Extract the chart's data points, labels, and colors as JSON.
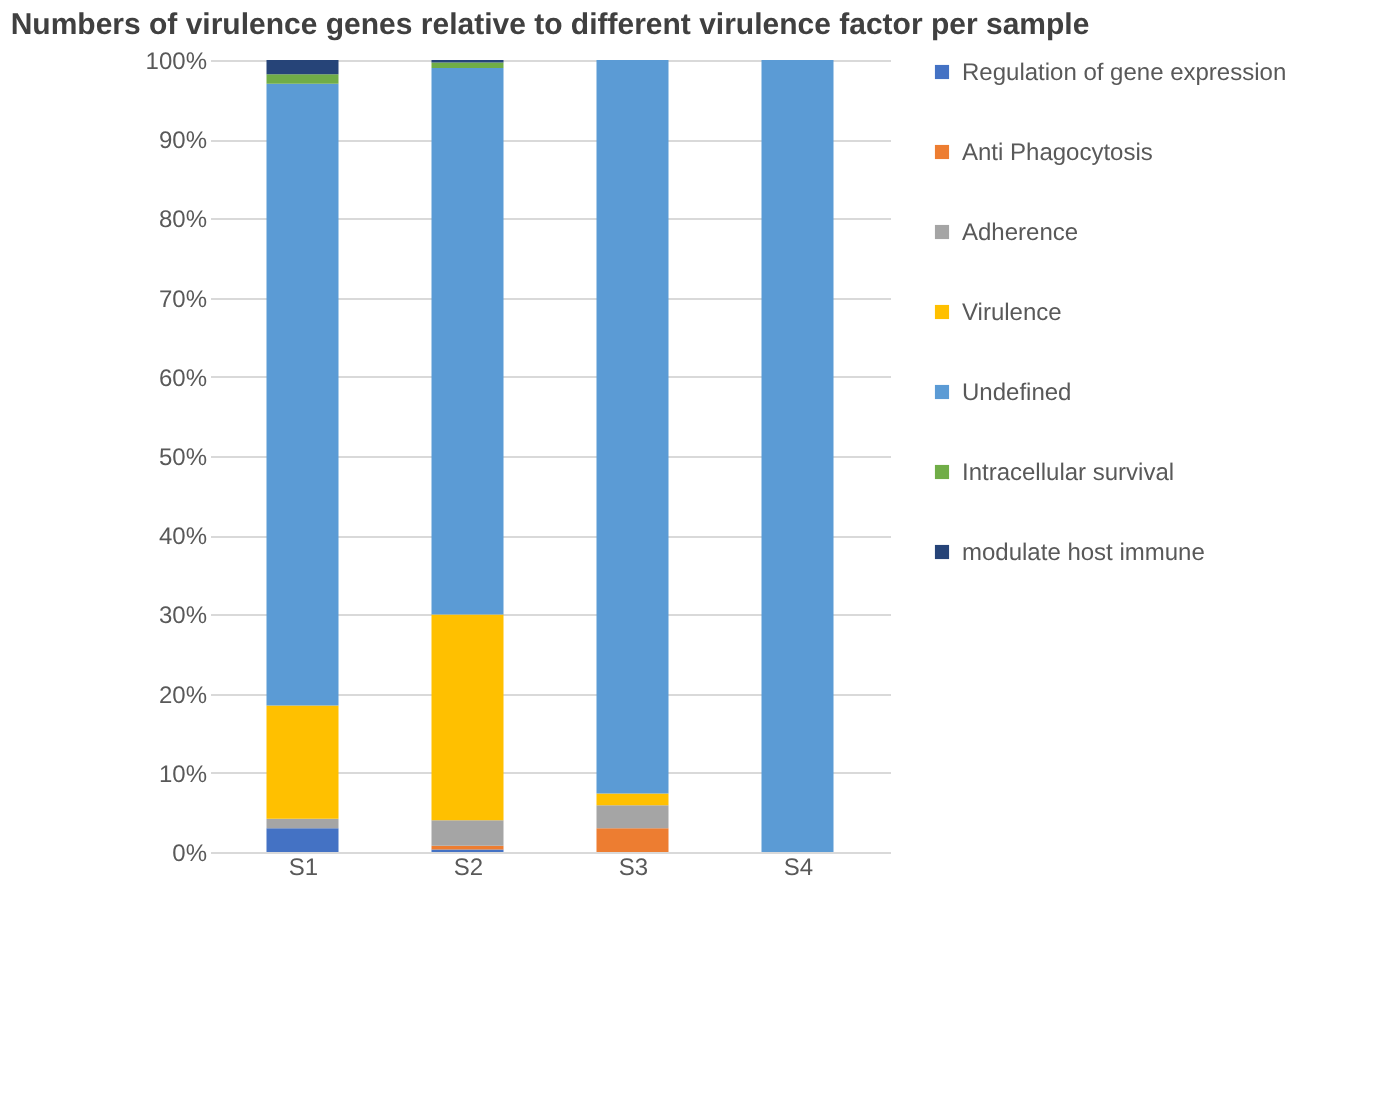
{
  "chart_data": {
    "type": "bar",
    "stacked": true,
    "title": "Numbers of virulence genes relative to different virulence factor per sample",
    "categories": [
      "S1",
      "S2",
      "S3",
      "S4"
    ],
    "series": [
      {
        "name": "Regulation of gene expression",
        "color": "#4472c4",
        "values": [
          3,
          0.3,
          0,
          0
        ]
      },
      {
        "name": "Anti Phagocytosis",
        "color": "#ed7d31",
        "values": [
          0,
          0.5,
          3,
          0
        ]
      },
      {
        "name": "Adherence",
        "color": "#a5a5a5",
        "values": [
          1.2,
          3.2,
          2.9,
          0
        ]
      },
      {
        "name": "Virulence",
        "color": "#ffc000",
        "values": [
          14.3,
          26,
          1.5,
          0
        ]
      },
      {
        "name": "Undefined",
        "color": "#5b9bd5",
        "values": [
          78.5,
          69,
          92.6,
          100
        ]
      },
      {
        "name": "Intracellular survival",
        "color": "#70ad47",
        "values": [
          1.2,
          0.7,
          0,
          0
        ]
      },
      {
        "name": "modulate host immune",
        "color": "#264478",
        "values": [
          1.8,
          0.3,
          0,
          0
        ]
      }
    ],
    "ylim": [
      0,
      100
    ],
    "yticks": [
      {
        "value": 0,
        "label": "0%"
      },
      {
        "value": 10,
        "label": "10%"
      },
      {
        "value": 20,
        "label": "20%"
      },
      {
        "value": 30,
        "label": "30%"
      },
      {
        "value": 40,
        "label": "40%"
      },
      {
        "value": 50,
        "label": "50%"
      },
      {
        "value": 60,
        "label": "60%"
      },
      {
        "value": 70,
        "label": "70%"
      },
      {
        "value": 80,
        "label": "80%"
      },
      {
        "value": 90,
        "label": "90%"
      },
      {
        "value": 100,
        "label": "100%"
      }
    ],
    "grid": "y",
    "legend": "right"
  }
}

Exercise brief: If a record contains a picture, omit the picture and repeat everything else exactly.

Answer space:
Extract the chart's data points, labels, and colors as JSON.
{
  "chart_data": {
    "type": "bar",
    "stacked": true,
    "title": "Numbers of virulence genes relative to different virulence factor per sample",
    "categories": [
      "S1",
      "S2",
      "S3",
      "S4"
    ],
    "series": [
      {
        "name": "Regulation of gene expression",
        "color": "#4472c4",
        "values": [
          3,
          0.3,
          0,
          0
        ]
      },
      {
        "name": "Anti Phagocytosis",
        "color": "#ed7d31",
        "values": [
          0,
          0.5,
          3,
          0
        ]
      },
      {
        "name": "Adherence",
        "color": "#a5a5a5",
        "values": [
          1.2,
          3.2,
          2.9,
          0
        ]
      },
      {
        "name": "Virulence",
        "color": "#ffc000",
        "values": [
          14.3,
          26,
          1.5,
          0
        ]
      },
      {
        "name": "Undefined",
        "color": "#5b9bd5",
        "values": [
          78.5,
          69,
          92.6,
          100
        ]
      },
      {
        "name": "Intracellular survival",
        "color": "#70ad47",
        "values": [
          1.2,
          0.7,
          0,
          0
        ]
      },
      {
        "name": "modulate host immune",
        "color": "#264478",
        "values": [
          1.8,
          0.3,
          0,
          0
        ]
      }
    ],
    "ylim": [
      0,
      100
    ],
    "yticks": [
      {
        "value": 0,
        "label": "0%"
      },
      {
        "value": 10,
        "label": "10%"
      },
      {
        "value": 20,
        "label": "20%"
      },
      {
        "value": 30,
        "label": "30%"
      },
      {
        "value": 40,
        "label": "40%"
      },
      {
        "value": 50,
        "label": "50%"
      },
      {
        "value": 60,
        "label": "60%"
      },
      {
        "value": 70,
        "label": "70%"
      },
      {
        "value": 80,
        "label": "80%"
      },
      {
        "value": 90,
        "label": "90%"
      },
      {
        "value": 100,
        "label": "100%"
      }
    ],
    "grid": "y",
    "legend": "right"
  }
}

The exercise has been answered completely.